→ What this task involves
Restate the entries word for word, omitting nothing.
── Input data ──
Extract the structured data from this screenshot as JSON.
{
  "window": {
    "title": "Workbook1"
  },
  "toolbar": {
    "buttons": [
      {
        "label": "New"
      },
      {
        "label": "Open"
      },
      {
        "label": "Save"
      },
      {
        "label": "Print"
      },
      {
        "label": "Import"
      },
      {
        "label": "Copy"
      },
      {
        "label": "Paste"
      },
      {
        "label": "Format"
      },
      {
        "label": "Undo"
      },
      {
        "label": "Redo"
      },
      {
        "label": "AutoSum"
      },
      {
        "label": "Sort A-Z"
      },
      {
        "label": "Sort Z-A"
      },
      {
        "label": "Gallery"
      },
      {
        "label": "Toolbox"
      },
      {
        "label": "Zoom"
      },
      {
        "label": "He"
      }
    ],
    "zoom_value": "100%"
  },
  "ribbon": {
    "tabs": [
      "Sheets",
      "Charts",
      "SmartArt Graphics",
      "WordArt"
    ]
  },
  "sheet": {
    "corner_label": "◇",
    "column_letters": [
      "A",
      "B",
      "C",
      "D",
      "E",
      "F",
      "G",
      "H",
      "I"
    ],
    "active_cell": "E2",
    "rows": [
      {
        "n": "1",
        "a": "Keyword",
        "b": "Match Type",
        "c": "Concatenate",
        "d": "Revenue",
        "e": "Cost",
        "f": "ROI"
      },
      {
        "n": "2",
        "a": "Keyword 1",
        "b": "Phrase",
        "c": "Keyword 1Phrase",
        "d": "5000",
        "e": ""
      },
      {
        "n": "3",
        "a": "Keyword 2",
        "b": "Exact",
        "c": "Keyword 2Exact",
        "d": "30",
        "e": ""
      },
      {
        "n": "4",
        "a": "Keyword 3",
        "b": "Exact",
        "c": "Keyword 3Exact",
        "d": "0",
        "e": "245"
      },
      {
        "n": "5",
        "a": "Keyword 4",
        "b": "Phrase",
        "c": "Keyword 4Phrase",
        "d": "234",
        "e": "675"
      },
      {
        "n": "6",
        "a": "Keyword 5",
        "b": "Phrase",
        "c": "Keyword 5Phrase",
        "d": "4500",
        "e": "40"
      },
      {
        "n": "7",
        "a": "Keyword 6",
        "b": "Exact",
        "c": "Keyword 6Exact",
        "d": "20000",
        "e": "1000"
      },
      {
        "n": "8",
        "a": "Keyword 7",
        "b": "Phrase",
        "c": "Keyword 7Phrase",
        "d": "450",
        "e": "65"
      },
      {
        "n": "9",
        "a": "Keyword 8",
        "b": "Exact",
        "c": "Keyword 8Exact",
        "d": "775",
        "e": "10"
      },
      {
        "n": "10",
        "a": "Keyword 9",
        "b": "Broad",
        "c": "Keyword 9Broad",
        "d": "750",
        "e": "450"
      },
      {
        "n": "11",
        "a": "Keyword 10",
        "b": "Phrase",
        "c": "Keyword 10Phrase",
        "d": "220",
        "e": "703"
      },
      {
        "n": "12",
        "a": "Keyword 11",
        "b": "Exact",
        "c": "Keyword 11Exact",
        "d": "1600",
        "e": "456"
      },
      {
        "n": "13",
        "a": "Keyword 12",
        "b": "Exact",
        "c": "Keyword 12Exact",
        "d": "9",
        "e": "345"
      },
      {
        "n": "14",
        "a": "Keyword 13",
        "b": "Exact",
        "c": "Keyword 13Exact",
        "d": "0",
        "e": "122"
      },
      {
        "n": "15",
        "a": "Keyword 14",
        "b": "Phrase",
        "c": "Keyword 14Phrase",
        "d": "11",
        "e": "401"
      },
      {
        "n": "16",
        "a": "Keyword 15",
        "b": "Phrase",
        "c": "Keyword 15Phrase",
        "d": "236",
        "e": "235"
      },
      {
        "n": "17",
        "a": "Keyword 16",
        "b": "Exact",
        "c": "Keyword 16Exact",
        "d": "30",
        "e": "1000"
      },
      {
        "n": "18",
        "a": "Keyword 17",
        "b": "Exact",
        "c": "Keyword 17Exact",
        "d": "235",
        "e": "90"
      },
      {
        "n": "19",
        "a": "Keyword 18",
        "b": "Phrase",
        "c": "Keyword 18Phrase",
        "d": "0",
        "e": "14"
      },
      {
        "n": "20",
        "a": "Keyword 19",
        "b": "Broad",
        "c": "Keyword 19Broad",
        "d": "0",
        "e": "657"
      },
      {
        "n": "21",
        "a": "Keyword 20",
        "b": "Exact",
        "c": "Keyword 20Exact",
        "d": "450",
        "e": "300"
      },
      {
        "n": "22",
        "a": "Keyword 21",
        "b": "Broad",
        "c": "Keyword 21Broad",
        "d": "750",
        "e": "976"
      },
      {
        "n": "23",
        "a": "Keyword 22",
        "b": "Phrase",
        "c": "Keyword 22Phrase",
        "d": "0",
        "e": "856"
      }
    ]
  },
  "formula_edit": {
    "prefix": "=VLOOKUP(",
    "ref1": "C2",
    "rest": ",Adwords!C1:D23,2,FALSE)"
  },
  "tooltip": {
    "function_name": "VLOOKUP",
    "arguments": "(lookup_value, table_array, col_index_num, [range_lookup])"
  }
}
───
→ In response
Extract the structured data from this screenshot as JSON.
{
  "window": {
    "title": "Workbook1"
  },
  "toolbar": {
    "buttons": [
      {
        "label": "New"
      },
      {
        "label": "Open"
      },
      {
        "label": "Save"
      },
      {
        "label": "Print"
      },
      {
        "label": "Import"
      },
      {
        "label": "Copy"
      },
      {
        "label": "Paste"
      },
      {
        "label": "Format"
      },
      {
        "label": "Undo"
      },
      {
        "label": "Redo"
      },
      {
        "label": "AutoSum"
      },
      {
        "label": "Sort A-Z"
      },
      {
        "label": "Sort Z-A"
      },
      {
        "label": "Gallery"
      },
      {
        "label": "Toolbox"
      },
      {
        "label": "Zoom"
      },
      {
        "label": "He"
      }
    ],
    "zoom_value": "100%"
  },
  "ribbon": {
    "tabs": [
      "Sheets",
      "Charts",
      "SmartArt Graphics",
      "WordArt"
    ]
  },
  "sheet": {
    "corner_label": "◇",
    "column_letters": [
      "A",
      "B",
      "C",
      "D",
      "E",
      "F",
      "G",
      "H",
      "I"
    ],
    "active_cell": "E2",
    "rows": [
      {
        "n": "1",
        "a": "Keyword",
        "b": "Match Type",
        "c": "Concatenate",
        "d": "Revenue",
        "e": "Cost",
        "f": "ROI"
      },
      {
        "n": "2",
        "a": "Keyword 1",
        "b": "Phrase",
        "c": "Keyword 1Phrase",
        "d": "5000",
        "e": ""
      },
      {
        "n": "3",
        "a": "Keyword 2",
        "b": "Exact",
        "c": "Keyword 2Exact",
        "d": "30",
        "e": ""
      },
      {
        "n": "4",
        "a": "Keyword 3",
        "b": "Exact",
        "c": "Keyword 3Exact",
        "d": "0",
        "e": "245"
      },
      {
        "n": "5",
        "a": "Keyword 4",
        "b": "Phrase",
        "c": "Keyword 4Phrase",
        "d": "234",
        "e": "675"
      },
      {
        "n": "6",
        "a": "Keyword 5",
        "b": "Phrase",
        "c": "Keyword 5Phrase",
        "d": "4500",
        "e": "40"
      },
      {
        "n": "7",
        "a": "Keyword 6",
        "b": "Exact",
        "c": "Keyword 6Exact",
        "d": "20000",
        "e": "1000"
      },
      {
        "n": "8",
        "a": "Keyword 7",
        "b": "Phrase",
        "c": "Keyword 7Phrase",
        "d": "450",
        "e": "65"
      },
      {
        "n": "9",
        "a": "Keyword 8",
        "b": "Exact",
        "c": "Keyword 8Exact",
        "d": "775",
        "e": "10"
      },
      {
        "n": "10",
        "a": "Keyword 9",
        "b": "Broad",
        "c": "Keyword 9Broad",
        "d": "750",
        "e": "450"
      },
      {
        "n": "11",
        "a": "Keyword 10",
        "b": "Phrase",
        "c": "Keyword 10Phrase",
        "d": "220",
        "e": "703"
      },
      {
        "n": "12",
        "a": "Keyword 11",
        "b": "Exact",
        "c": "Keyword 11Exact",
        "d": "1600",
        "e": "456"
      },
      {
        "n": "13",
        "a": "Keyword 12",
        "b": "Exact",
        "c": "Keyword 12Exact",
        "d": "9",
        "e": "345"
      },
      {
        "n": "14",
        "a": "Keyword 13",
        "b": "Exact",
        "c": "Keyword 13Exact",
        "d": "0",
        "e": "122"
      },
      {
        "n": "15",
        "a": "Keyword 14",
        "b": "Phrase",
        "c": "Keyword 14Phrase",
        "d": "11",
        "e": "401"
      },
      {
        "n": "16",
        "a": "Keyword 15",
        "b": "Phrase",
        "c": "Keyword 15Phrase",
        "d": "236",
        "e": "235"
      },
      {
        "n": "17",
        "a": "Keyword 16",
        "b": "Exact",
        "c": "Keyword 16Exact",
        "d": "30",
        "e": "1000"
      },
      {
        "n": "18",
        "a": "Keyword 17",
        "b": "Exact",
        "c": "Keyword 17Exact",
        "d": "235",
        "e": "90"
      },
      {
        "n": "19",
        "a": "Keyword 18",
        "b": "Phrase",
        "c": "Keyword 18Phrase",
        "d": "0",
        "e": "14"
      },
      {
        "n": "20",
        "a": "Keyword 19",
        "b": "Broad",
        "c": "Keyword 19Broad",
        "d": "0",
        "e": "657"
      },
      {
        "n": "21",
        "a": "Keyword 20",
        "b": "Exact",
        "c": "Keyword 20Exact",
        "d": "450",
        "e": "300"
      },
      {
        "n": "22",
        "a": "Keyword 21",
        "b": "Broad",
        "c": "Keyword 21Broad",
        "d": "750",
        "e": "976"
      },
      {
        "n": "23",
        "a": "Keyword 22",
        "b": "Phrase",
        "c": "Keyword 22Phrase",
        "d": "0",
        "e": "856"
      }
    ]
  },
  "formula_edit": {
    "prefix": "=VLOOKUP(",
    "ref1": "C2",
    "rest": ",Adwords!C1:D23,2,FALSE)"
  },
  "tooltip": {
    "function_name": "VLOOKUP",
    "arguments": "(lookup_value, table_array, col_index_num, [range_lookup])"
  }
}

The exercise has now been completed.